→ **Text segment**:
★ ★ ★ ★

Ukraine’s Vladyslav Heraskevych Writes New Chapter in the Olympic Protest Tradition

CORTINA d’AMPEZZO, Italy — Olha Scherhyna stood on an icy slope at the Cortina Sliding Center, wiping tears from the corners of her eyes. She had blue and yellow paint on both cheeks, and a flag of the same colors tied around her shoulders. The colors of Ukraine.
She took pictures of a scoreboard that bore the lineup of competitors in Heat 1 of the Olympic men’s skeleton competition. The name of the athlete she came to support was missing.
Thursday morning, not long before the competition began, Ukrainian slider Vladyslav Heraskevych was told—once and for all—by the International Olympic Committee (IOC) that he would be disqualified if he went through with what it considered an impermissible political demonstration. Heraskevych had a helmet that bore the faces of athletes from his country who have been killed in the ongoing, brutal war with Russia.
He stood his ground, saying he would not change helmets. He was disqualified, never getting to the start house to fulfill his Milan Cortina Olympic dream. A trail of tears followed.
Heraskevych’s father sat on a snow bank outside the venue, bent over, hands on his face. IOC president Kirsty Coventry, who attended the final meeting with the Ukrainian athlete and his father Thursday, departed in tears. And Scherhyna, a Ukrainian native now living in Italy, who came to the sliding center in hopes that the IOC would let Heraskevych compete in his statement helmet, was left crying in the snow.

“I think he should be allowed in the game,” Scherhyna says. “For Ukraine, he is already a winner.”
She reached into the pocket of her white coat and produced a thin black armband, asking a media member to tie it around her sleeve.
Further down the slippery hill from the sliding course, where spectators were still flowing in, other Ukrainian fans were angry. Outraged. Disillusioned.
“I’m very upset,” says Natalia Kharchuk, from Lviv, who also had a Ukrainian flag tied around her shoulders. “I’m very disappointed about this. He didn’t break any rules. He just showed the honor about the athletes who were killed by Russia. And this just shows a big corruption in this committee. I think that this is very, very, very bad decision about this. I had a big hope that he will participate. I want to cry.”
A third woman draped in a flag, Irina, moved to Italy with her husband and son five days after Russia invaded Ukraine in 2022. She did not want to give her last name to Sports Illustrated because she has family still living in Ukraine and fears for their safety.

★ ★ ★ ★

→ **Data listing**:
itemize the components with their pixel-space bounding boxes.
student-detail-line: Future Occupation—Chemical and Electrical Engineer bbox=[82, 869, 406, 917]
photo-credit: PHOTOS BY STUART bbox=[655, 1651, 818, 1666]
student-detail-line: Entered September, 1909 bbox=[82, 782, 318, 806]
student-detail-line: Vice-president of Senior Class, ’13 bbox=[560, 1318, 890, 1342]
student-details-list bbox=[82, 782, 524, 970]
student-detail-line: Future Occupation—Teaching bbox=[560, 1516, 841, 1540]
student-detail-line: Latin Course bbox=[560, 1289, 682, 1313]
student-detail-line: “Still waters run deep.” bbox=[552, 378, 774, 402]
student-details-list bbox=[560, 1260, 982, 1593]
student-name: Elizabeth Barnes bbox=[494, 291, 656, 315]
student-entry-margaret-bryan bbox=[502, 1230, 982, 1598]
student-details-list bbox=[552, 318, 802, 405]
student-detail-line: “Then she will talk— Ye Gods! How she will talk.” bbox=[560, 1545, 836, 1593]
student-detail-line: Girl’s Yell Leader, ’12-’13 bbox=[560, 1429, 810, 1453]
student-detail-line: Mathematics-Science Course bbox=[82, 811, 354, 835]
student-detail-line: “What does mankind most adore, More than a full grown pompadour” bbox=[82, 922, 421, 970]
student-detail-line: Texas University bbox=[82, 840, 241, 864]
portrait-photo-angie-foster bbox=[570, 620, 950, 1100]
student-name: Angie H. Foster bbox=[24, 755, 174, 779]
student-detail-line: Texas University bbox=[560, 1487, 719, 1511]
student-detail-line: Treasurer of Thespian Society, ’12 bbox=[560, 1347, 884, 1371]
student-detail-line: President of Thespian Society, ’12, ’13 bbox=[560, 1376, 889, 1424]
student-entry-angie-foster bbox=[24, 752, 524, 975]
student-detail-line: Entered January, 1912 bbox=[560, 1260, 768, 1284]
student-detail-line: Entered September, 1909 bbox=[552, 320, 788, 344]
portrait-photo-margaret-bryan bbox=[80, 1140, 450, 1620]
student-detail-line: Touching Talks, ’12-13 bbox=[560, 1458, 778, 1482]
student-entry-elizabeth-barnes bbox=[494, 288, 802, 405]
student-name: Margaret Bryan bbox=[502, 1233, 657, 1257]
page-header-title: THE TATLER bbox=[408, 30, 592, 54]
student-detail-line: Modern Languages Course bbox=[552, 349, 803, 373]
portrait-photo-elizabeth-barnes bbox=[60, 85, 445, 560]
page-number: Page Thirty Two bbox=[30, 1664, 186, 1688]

★ ★ ★ ★

→ **Parts of the exercise**:
a) Retype the article about Heraskevych starting at "She took pictures" and ending at "war with Russia.".
b) According to the article about Heraskevych, what did his helmet bear?
c) Carry on the article about Heraskevych from its last sentence.
The listing isn't needed here.

→ **Per-task answers**:
a)
She took pictures of a scoreboard that bore the lineup of competitors in Heat 1 of the Olympic men’s skeleton competition. The name of the athlete she came to support was missing.
Thursday morning, not long before the competition began, Ukrainian slider Vladyslav Heraskevych was told—once and for all—by the International Olympic Committee (IOC) that he would be disqualified if he went through with what it considered an impermissible political demonstration. Heraskevych had a helmet that bore the faces of athletes from his country who have been killed in the ongoing, brutal war with Russia.

b) The faces of athletes from Ukraine who have been killed in the war with Russia.

c)
“This is unacceptable,” Irina says. “The war is still going. These people were killed. I’m very disappointed in this decision. I came here to see him.
“I haven’t been home since [the war started]. The war is not over. My relatives are freezing in their homes. Some don’t have electricity. Some don’t have heating. We’re just brutally invaded by this power that’s this brute force with millions of people.”
For these Ukrainian natives, who came to the sliding center to watch an Olympian represent them, while simultaneously telling a story about the tragedy in their homeland, it’s one more blow. One more heartbreak. One more instance of the world turning its back on them.
But their admiration for Heraskevych has only grown as they watched him make an incredible sacrifice.
“I think it’s even bigger than the medal,” says Kharchuk. “Because he won the medal of our heart and he is a hero in the Ukraine.”
Ukrainian president Volodymyr Zelenskyy voiced his support for his athlete on social media: “I thank the flag bearer of our national team at the Winter Olympics, Vladyslav Heraskevych, for reminding the world of the price of our struggle. This truth cannot be inconvenient, inappropriate, or called a ‘political demonstration at a sporting event.’
“It is a reminder to the entire world of what modern Russia is. And this is what reminds everyone of the global role of sport and the historic mission of the Olympic movement itself—it is all about peace and for the sake of life. Ukraine remains faithful to this. Russia proves the opposite.”
His helmet bears portraits of our athletes who were killed by Russia. Figure skater Dmytro Sharpar, who was killed in combat near Bakhmut; Yevhen Malyshev, a 19-year-old biathlete killed by the occupiers near Kharkiv; and other Ukrainian athletes whose lives were taken by… https://t.co/IL2tFB786l
— Volodymyr Zelenskyy / Володимир Зеленський (@ZelenskyyUa) February 9, 2026
The entire affair is complex, wonky and ultimately sad. The IOC is trying to protect precedent, to find a line of consistency, to avoid opening a Pandora’s box of related issues. Those are fine aspirations, but they aren’t tethered to the real world.
The IOC’s stance on this issue was codified in 2021 by the Athletes’ Commission, a process in which Coventry was heavily involved before becoming president of the organization. Coventry, a decorated Olympic swimmer from Zimbabwe who competed collegiately in the U.S,, said she sought several compromises with Heraskevych on the helmet issue. She pointed out that he was allowed to wear it during training runs; that he could display it after his skeleton run, and discuss it with the media; that he could wear a black armband, which has become an IOC-approved expression of generic grief.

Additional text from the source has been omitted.